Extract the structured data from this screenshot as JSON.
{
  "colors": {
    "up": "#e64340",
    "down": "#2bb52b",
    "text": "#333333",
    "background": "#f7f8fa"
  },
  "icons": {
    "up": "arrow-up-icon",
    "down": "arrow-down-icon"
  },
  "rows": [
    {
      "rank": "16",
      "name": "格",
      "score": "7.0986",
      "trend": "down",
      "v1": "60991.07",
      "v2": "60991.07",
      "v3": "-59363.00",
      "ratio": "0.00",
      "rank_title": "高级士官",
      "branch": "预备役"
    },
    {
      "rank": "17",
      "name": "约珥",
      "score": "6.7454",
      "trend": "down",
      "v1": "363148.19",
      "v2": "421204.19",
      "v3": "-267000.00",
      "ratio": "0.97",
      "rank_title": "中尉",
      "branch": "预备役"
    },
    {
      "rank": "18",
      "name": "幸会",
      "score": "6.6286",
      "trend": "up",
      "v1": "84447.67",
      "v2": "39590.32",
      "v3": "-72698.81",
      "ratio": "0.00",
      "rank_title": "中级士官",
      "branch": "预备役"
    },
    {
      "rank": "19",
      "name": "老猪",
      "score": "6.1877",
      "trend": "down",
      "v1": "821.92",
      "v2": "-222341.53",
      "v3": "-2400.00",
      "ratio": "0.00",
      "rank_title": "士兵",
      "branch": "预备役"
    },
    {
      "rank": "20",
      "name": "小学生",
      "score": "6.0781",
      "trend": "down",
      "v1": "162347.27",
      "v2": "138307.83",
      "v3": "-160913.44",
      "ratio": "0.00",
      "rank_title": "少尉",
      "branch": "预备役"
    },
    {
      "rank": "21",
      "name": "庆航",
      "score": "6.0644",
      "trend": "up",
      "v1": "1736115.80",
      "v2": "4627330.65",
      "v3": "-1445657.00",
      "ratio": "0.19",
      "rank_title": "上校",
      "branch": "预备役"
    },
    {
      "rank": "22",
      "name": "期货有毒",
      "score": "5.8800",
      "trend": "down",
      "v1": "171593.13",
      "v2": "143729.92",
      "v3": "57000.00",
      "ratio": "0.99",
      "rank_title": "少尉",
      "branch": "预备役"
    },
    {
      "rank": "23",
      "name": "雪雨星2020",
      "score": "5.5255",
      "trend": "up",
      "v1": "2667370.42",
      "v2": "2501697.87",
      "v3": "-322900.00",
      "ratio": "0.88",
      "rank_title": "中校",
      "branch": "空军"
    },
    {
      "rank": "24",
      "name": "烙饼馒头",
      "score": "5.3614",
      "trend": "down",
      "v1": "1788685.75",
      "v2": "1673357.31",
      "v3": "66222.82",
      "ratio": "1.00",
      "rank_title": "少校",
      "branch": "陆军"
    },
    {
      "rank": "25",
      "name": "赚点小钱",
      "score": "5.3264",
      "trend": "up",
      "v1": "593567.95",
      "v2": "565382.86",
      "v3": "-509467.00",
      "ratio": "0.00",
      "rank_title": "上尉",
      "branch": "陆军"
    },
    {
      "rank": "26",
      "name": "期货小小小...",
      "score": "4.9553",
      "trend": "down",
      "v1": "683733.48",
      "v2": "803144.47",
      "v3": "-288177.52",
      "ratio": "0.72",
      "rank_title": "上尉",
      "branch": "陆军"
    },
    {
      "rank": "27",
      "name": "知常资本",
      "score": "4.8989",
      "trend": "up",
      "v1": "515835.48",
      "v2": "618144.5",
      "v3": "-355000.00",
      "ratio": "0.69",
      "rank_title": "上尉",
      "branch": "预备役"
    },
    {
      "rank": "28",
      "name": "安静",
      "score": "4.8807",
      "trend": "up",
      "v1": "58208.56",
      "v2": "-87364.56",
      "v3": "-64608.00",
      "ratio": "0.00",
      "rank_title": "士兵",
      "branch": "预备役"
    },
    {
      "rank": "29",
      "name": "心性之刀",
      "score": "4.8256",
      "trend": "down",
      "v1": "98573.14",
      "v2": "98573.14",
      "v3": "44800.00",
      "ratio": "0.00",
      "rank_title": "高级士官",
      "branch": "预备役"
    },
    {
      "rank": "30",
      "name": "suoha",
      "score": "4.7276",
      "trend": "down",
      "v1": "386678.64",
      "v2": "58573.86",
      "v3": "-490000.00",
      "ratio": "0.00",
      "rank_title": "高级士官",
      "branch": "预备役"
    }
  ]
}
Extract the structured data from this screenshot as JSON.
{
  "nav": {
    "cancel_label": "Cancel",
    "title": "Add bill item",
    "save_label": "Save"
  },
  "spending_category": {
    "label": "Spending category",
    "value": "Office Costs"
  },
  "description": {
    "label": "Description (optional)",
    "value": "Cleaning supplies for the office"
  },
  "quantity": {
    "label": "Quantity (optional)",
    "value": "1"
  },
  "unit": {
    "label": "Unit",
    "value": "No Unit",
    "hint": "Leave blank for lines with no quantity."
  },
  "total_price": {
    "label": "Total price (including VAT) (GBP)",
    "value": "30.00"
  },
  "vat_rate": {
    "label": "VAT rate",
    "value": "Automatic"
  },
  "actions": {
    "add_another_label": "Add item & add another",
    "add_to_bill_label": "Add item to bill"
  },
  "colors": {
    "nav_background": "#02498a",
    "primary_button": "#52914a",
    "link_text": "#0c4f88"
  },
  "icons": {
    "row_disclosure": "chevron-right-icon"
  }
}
==============================
▶ _WHAT TO DO_: Hand back the material above in full, exactly as written.

▶ _RESULT FOR THIS EXERCISE_:
Extract the structured data from this screenshot as JSON.
{
  "colors": {
    "up": "#e64340",
    "down": "#2bb52b",
    "text": "#333333",
    "background": "#f7f8fa"
  },
  "icons": {
    "up": "arrow-up-icon",
    "down": "arrow-down-icon"
  },
  "rows": [
    {
      "rank": "16",
      "name": "格",
      "score": "7.0986",
      "trend": "down",
      "v1": "60991.07",
      "v2": "60991.07",
      "v3": "-59363.00",
      "ratio": "0.00",
      "rank_title": "高级士官",
      "branch": "预备役"
    },
    {
      "rank": "17",
      "name": "约珥",
      "score": "6.7454",
      "trend": "down",
      "v1": "363148.19",
      "v2": "421204.19",
      "v3": "-267000.00",
      "ratio": "0.97",
      "rank_title": "中尉",
      "branch": "预备役"
    },
    {
      "rank": "18",
      "name": "幸会",
      "score": "6.6286",
      "trend": "up",
      "v1": "84447.67",
      "v2": "39590.32",
      "v3": "-72698.81",
      "ratio": "0.00",
      "rank_title": "中级士官",
      "branch": "预备役"
    },
    {
      "rank": "19",
      "name": "老猪",
      "score": "6.1877",
      "trend": "down",
      "v1": "821.92",
      "v2": "-222341.53",
      "v3": "-2400.00",
      "ratio": "0.00",
      "rank_title": "士兵",
      "branch": "预备役"
    },
    {
      "rank": "20",
      "name": "小学生",
      "score": "6.0781",
      "trend": "down",
      "v1": "162347.27",
      "v2": "138307.83",
      "v3": "-160913.44",
      "ratio": "0.00",
      "rank_title": "少尉",
      "branch": "预备役"
    },
    {
      "rank": "21",
      "name": "庆航",
      "score": "6.0644",
      "trend": "up",
      "v1": "1736115.80",
      "v2": "4627330.65",
      "v3": "-1445657.00",
      "ratio": "0.19",
      "rank_title": "上校",
      "branch": "预备役"
    },
    {
      "rank": "22",
      "name": "期货有毒",
      "score": "5.8800",
      "trend": "down",
      "v1": "171593.13",
      "v2": "143729.92",
      "v3": "57000.00",
      "ratio": "0.99",
      "rank_title": "少尉",
      "branch": "预备役"
    },
    {
      "rank": "23",
      "name": "雪雨星2020",
      "score": "5.5255",
      "trend": "up",
      "v1": "2667370.42",
      "v2": "2501697.87",
      "v3": "-322900.00",
      "ratio": "0.88",
      "rank_title": "中校",
      "branch": "空军"
    },
    {
      "rank": "24",
      "name": "烙饼馒头",
      "score": "5.3614",
      "trend": "down",
      "v1": "1788685.75",
      "v2": "1673357.31",
      "v3": "66222.82",
      "ratio": "1.00",
      "rank_title": "少校",
      "branch": "陆军"
    },
    {
      "rank": "25",
      "name": "赚点小钱",
      "score": "5.3264",
      "trend": "up",
      "v1": "593567.95",
      "v2": "565382.86",
      "v3": "-509467.00",
      "ratio": "0.00",
      "rank_title": "上尉",
      "branch": "陆军"
    },
    {
      "rank": "26",
      "name": "期货小小小...",
      "score": "4.9553",
      "trend": "down",
      "v1": "683733.48",
      "v2": "803144.47",
      "v3": "-288177.52",
      "ratio": "0.72",
      "rank_title": "上尉",
      "branch": "陆军"
    },
    {
      "rank": "27",
      "name": "知常资本",
      "score": "4.8989",
      "trend": "up",
      "v1": "515835.48",
      "v2": "618144.5",
      "v3": "-355000.00",
      "ratio": "0.69",
      "rank_title": "上尉",
      "branch": "预备役"
    },
    {
      "rank": "28",
      "name": "安静",
      "score": "4.8807",
      "trend": "up",
      "v1": "58208.56",
      "v2": "-87364.56",
      "v3": "-64608.00",
      "ratio": "0.00",
      "rank_title": "士兵",
      "branch": "预备役"
    },
    {
      "rank": "29",
      "name": "心性之刀",
      "score": "4.8256",
      "trend": "down",
      "v1": "98573.14",
      "v2": "98573.14",
      "v3": "44800.00",
      "ratio": "0.00",
      "rank_title": "高级士官",
      "branch": "预备役"
    },
    {
      "rank": "30",
      "name": "suoha",
      "score": "4.7276",
      "trend": "down",
      "v1": "386678.64",
      "v2": "58573.86",
      "v3": "-490000.00",
      "ratio": "0.00",
      "rank_title": "高级士官",
      "branch": "预备役"
    }
  ]
}
Extract the structured data from this screenshot as JSON.
{
  "nav": {
    "cancel_label": "Cancel",
    "title": "Add bill item",
    "save_label": "Save"
  },
  "spending_category": {
    "label": "Spending category",
    "value": "Office Costs"
  },
  "description": {
    "label": "Description (optional)",
    "value": "Cleaning supplies for the office"
  },
  "quantity": {
    "label": "Quantity (optional)",
    "value": "1"
  },
  "unit": {
    "label": "Unit",
    "value": "No Unit",
    "hint": "Leave blank for lines with no quantity."
  },
  "total_price": {
    "label": "Total price (including VAT) (GBP)",
    "value": "30.00"
  },
  "vat_rate": {
    "label": "VAT rate",
    "value": "Automatic"
  },
  "actions": {
    "add_another_label": "Add item & add another",
    "add_to_bill_label": "Add item to bill"
  },
  "colors": {
    "nav_background": "#02498a",
    "primary_button": "#52914a",
    "link_text": "#0c4f88"
  },
  "icons": {
    "row_disclosure": "chevron-right-icon"
  }
}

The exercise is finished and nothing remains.